→ **Exercise brief**
Copy each line below that contains "something".

-- Record extracts start --

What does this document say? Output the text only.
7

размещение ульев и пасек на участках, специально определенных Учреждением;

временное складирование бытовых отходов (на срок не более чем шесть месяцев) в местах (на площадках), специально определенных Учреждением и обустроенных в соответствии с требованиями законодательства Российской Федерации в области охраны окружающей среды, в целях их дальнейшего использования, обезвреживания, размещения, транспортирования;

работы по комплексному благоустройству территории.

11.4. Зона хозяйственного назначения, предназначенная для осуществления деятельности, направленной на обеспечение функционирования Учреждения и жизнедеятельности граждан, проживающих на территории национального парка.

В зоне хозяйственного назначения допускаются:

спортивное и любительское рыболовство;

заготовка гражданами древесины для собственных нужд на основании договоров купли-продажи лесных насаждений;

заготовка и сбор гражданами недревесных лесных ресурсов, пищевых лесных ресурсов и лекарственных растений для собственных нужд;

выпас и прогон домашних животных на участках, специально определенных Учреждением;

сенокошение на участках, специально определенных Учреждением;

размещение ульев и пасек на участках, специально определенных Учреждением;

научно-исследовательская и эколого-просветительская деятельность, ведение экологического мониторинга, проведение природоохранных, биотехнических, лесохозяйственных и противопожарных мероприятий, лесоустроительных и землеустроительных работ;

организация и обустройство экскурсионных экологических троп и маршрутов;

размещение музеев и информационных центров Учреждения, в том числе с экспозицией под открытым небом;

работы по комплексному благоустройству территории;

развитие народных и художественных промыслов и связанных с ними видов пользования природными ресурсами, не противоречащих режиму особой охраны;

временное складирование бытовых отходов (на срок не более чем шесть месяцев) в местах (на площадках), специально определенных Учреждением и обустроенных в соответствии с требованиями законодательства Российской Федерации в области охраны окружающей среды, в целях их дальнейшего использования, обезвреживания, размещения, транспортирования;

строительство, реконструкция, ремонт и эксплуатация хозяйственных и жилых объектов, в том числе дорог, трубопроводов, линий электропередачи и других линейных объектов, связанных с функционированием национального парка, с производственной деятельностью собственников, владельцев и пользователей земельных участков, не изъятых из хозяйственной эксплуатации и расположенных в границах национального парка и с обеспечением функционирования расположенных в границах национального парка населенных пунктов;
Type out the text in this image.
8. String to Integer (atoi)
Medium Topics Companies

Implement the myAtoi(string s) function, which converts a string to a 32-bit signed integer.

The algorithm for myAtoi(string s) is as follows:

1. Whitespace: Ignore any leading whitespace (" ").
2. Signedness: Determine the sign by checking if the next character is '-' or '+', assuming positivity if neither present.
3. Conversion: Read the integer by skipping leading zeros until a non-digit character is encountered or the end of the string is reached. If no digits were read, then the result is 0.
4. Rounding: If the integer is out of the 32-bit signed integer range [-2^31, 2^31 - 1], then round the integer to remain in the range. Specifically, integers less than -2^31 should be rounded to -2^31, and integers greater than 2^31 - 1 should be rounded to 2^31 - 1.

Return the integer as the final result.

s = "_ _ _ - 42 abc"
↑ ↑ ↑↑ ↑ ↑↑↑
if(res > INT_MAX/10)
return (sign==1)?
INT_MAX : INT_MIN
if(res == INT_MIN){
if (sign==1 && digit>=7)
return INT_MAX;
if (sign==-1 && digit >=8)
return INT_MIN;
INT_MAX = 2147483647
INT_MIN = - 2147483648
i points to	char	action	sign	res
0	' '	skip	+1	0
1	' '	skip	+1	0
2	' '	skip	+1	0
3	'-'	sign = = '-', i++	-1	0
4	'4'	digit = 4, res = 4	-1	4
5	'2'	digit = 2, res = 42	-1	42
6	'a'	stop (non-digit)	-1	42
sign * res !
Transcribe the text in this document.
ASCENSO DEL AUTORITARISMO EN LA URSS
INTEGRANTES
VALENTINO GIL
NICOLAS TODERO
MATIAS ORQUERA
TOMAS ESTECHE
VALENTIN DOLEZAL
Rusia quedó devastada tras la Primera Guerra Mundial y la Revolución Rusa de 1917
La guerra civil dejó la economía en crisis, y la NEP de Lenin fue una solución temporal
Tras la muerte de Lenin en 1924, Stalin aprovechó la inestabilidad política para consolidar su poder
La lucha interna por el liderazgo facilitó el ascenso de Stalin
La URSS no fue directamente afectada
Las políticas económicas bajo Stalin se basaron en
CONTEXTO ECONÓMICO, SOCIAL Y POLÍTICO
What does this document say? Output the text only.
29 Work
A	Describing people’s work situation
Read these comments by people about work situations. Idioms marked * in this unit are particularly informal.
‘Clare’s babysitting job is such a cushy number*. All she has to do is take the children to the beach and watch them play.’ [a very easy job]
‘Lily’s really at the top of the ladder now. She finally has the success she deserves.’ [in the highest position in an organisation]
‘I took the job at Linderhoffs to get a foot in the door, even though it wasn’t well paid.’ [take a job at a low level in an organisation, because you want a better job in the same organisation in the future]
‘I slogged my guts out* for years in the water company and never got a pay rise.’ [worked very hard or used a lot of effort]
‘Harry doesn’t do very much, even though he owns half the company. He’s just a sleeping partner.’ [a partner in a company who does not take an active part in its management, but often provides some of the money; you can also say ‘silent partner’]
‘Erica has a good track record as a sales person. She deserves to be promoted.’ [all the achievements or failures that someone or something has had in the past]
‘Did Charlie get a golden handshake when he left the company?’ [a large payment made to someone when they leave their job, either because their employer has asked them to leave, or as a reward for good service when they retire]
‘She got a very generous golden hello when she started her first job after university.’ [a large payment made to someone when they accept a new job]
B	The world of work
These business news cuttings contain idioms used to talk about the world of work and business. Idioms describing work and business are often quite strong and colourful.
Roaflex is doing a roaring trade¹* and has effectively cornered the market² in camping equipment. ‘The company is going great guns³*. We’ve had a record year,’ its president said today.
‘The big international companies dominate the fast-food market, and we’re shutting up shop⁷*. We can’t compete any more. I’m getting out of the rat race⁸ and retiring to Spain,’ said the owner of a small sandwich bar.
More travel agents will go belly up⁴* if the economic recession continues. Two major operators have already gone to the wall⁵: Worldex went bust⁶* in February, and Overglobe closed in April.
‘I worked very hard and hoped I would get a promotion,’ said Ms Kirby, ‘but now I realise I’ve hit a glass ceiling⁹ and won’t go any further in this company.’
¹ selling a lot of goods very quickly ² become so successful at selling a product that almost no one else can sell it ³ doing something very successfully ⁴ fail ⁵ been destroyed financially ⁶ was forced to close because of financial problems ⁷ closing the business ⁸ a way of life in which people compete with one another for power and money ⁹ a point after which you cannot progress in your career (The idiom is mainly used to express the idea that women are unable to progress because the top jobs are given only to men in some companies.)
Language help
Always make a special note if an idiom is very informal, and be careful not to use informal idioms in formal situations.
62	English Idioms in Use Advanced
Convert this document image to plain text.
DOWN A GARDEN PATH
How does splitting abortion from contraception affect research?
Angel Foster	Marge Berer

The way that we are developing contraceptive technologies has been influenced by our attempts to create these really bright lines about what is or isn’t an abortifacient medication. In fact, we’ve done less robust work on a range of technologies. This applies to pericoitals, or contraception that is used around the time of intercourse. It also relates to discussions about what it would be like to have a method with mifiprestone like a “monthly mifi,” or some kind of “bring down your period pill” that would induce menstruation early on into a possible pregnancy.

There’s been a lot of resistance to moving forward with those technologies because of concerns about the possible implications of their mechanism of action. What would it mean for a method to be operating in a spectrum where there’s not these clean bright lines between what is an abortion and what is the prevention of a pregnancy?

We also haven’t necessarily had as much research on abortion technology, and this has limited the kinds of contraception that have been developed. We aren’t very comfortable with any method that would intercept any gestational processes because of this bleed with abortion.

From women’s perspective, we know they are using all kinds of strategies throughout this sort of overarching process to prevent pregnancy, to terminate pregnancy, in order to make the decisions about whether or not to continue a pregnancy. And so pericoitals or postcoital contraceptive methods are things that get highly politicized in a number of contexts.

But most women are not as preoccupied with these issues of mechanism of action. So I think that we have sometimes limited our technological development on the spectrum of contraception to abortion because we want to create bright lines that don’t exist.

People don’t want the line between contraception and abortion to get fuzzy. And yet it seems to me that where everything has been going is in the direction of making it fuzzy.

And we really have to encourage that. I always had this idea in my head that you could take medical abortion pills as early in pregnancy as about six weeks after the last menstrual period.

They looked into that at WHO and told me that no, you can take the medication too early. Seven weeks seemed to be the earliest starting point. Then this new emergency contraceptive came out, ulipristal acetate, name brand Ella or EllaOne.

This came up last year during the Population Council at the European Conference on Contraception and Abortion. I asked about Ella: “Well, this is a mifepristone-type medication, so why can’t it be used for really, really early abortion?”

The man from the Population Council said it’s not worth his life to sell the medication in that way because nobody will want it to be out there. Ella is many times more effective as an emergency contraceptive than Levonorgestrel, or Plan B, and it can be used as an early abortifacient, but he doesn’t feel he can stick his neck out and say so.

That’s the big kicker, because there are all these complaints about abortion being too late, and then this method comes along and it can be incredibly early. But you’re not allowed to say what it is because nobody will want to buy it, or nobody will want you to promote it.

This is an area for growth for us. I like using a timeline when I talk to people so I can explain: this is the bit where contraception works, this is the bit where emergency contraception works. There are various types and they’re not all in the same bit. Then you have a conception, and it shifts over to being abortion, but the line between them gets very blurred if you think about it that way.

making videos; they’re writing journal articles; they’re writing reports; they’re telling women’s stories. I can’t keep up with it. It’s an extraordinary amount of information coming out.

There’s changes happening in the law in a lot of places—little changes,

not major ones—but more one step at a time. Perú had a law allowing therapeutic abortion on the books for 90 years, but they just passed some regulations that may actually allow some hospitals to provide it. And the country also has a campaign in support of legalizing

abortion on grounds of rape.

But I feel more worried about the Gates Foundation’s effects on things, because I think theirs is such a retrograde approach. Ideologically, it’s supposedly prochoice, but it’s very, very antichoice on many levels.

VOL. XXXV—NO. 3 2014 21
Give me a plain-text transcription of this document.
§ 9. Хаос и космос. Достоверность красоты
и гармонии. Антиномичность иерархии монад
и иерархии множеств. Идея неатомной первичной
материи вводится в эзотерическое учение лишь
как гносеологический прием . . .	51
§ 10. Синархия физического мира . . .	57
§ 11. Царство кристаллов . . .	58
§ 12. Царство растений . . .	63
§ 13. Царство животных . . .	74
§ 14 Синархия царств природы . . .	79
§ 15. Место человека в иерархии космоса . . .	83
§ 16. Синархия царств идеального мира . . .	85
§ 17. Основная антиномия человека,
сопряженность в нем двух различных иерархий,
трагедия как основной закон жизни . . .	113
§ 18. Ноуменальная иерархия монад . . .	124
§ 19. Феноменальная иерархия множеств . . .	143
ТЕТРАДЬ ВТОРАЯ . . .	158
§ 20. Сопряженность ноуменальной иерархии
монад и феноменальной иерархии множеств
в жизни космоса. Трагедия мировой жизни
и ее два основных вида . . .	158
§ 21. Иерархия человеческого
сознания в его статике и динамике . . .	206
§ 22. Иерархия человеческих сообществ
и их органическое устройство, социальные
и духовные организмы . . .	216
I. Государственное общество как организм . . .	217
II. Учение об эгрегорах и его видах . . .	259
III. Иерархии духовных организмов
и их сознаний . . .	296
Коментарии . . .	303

-- Record extracts end --

→ **Written response**
‘Erica has a good track record as a sales person. She deserves to be promoted.’ [all the achievements or failures that someone or something has had in the past]
¹ selling a lot of goods very quickly ² become so successful at selling a product that almost no one else can sell it ³ doing something very successfully ⁴ fail ⁵ been destroyed financially ⁶ was forced to close because of financial problems ⁷ closing the business ⁸ a way of life in which people compete with one another for power and money ⁹ a point after which you cannot progress in your career (The idiom is mainly used to express the idea that women are unable to progress because the top jobs are given only to men in some companies.)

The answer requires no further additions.